■ Task instructions ■
Reproduce the items word for word, starting at the very beginning of the items and continuing through the line that contains "y-tick-label: 0 bbox=[48, 401, 53, 409]", with that line included.

=== Material provided ===

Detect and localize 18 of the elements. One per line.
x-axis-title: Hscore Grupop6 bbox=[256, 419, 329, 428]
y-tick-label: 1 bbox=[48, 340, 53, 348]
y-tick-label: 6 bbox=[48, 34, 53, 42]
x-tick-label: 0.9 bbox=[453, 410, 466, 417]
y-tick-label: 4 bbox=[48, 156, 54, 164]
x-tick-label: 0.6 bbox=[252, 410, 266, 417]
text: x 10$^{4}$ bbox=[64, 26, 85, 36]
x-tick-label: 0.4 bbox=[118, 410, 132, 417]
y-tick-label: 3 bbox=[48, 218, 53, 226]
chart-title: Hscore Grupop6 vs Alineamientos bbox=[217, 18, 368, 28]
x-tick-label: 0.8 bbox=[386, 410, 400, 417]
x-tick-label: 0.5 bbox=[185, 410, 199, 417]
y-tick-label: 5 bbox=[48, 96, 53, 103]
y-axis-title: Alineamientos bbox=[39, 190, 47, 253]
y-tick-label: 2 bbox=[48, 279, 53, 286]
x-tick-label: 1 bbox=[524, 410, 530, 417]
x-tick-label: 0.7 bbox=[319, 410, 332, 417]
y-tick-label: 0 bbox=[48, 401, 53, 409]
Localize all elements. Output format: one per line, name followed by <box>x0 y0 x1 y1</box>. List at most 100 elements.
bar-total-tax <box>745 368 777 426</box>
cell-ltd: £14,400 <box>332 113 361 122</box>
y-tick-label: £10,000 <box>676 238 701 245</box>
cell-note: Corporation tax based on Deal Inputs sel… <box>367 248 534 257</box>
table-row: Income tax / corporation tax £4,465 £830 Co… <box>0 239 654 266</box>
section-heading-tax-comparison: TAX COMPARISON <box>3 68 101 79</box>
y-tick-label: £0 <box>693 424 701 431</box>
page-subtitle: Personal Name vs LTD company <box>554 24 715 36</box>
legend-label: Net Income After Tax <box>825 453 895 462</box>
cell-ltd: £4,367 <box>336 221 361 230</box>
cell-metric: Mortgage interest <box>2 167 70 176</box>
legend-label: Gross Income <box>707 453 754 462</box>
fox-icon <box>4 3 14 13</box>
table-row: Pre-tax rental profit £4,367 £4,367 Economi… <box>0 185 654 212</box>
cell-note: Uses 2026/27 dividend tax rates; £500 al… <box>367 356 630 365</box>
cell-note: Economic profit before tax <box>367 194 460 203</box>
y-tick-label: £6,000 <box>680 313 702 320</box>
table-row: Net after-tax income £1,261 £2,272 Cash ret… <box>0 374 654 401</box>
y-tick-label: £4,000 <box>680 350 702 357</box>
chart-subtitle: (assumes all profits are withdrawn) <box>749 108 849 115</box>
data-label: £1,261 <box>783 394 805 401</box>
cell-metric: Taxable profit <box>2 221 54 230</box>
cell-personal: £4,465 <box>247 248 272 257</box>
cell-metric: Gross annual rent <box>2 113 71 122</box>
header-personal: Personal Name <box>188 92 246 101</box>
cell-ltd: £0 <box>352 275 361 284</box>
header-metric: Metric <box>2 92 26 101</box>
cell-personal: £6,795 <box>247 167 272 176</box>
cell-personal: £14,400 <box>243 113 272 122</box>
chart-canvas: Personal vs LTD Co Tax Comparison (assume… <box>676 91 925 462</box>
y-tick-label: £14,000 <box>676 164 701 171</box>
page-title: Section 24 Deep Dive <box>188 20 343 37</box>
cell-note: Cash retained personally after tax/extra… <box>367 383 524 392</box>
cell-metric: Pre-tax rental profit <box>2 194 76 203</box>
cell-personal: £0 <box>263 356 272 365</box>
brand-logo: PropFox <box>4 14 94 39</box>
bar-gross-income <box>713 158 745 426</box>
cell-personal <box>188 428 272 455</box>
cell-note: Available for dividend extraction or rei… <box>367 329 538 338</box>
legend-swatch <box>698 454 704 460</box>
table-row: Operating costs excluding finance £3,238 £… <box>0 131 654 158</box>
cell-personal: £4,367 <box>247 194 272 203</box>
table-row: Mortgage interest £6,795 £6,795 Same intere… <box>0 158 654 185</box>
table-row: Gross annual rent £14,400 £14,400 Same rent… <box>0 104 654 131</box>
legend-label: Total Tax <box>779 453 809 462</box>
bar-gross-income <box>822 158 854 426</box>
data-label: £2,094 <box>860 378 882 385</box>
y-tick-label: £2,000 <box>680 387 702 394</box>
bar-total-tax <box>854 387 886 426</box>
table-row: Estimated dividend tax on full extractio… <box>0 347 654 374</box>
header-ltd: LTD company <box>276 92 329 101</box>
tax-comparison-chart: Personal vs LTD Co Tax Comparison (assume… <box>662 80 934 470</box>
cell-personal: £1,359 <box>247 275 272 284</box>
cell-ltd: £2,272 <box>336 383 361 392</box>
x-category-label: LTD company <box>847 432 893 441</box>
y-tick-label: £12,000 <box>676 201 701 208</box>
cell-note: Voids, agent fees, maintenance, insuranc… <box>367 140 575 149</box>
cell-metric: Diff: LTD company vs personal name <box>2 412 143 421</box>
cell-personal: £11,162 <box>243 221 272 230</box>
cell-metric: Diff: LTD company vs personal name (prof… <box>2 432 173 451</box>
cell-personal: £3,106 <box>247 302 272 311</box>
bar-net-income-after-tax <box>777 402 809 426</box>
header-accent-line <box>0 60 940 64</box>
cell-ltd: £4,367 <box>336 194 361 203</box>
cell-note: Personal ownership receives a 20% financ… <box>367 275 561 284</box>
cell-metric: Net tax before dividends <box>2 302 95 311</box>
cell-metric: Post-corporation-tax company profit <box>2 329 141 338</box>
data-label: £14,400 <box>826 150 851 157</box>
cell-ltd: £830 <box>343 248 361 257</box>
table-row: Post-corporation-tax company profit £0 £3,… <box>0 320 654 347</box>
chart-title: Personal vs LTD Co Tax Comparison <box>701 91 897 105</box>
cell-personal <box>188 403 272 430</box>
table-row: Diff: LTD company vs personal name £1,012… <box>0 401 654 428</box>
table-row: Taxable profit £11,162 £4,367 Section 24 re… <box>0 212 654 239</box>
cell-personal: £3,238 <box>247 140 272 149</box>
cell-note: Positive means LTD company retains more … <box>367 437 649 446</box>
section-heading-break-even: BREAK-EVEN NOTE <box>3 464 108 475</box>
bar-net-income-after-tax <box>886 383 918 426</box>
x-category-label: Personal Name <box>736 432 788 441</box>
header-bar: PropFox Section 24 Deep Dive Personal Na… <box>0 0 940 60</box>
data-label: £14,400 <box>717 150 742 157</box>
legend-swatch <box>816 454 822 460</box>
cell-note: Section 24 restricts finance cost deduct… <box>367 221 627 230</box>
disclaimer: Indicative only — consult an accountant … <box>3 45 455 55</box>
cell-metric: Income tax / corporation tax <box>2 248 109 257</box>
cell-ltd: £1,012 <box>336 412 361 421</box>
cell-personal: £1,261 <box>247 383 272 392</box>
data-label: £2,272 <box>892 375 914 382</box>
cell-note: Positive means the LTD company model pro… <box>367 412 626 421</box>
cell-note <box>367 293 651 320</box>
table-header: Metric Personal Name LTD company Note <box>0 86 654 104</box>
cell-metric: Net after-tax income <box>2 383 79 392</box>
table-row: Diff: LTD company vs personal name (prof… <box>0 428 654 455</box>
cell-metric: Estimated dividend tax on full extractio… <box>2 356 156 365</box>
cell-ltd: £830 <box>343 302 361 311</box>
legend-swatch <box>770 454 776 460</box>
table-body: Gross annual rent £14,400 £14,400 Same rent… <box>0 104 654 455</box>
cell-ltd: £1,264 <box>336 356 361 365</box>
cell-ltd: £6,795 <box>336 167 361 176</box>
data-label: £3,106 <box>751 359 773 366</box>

===

■ Reply ■
Detect and localize 18 of the elements. One per line.
x-axis-title: Hscore Grupop6 bbox=[256, 419, 329, 428]
y-tick-label: 1 bbox=[48, 340, 53, 348]
y-tick-label: 6 bbox=[48, 34, 53, 42]
x-tick-label: 0.9 bbox=[453, 410, 466, 417]
y-tick-label: 4 bbox=[48, 156, 54, 164]
x-tick-label: 0.6 bbox=[252, 410, 266, 417]
text: x 10$^{4}$ bbox=[64, 26, 85, 36]
x-tick-label: 0.4 bbox=[118, 410, 132, 417]
y-tick-label: 3 bbox=[48, 218, 53, 226]
chart-title: Hscore Grupop6 vs Alineamientos bbox=[217, 18, 368, 28]
x-tick-label: 0.8 bbox=[386, 410, 400, 417]
x-tick-label: 0.5 bbox=[185, 410, 199, 417]
y-tick-label: 5 bbox=[48, 96, 53, 103]
y-axis-title: Alineamientos bbox=[39, 190, 47, 253]
y-tick-label: 2 bbox=[48, 279, 53, 286]
x-tick-label: 1 bbox=[524, 410, 530, 417]
x-tick-label: 0.7 bbox=[319, 410, 332, 417]
y-tick-label: 0 bbox=[48, 401, 53, 409]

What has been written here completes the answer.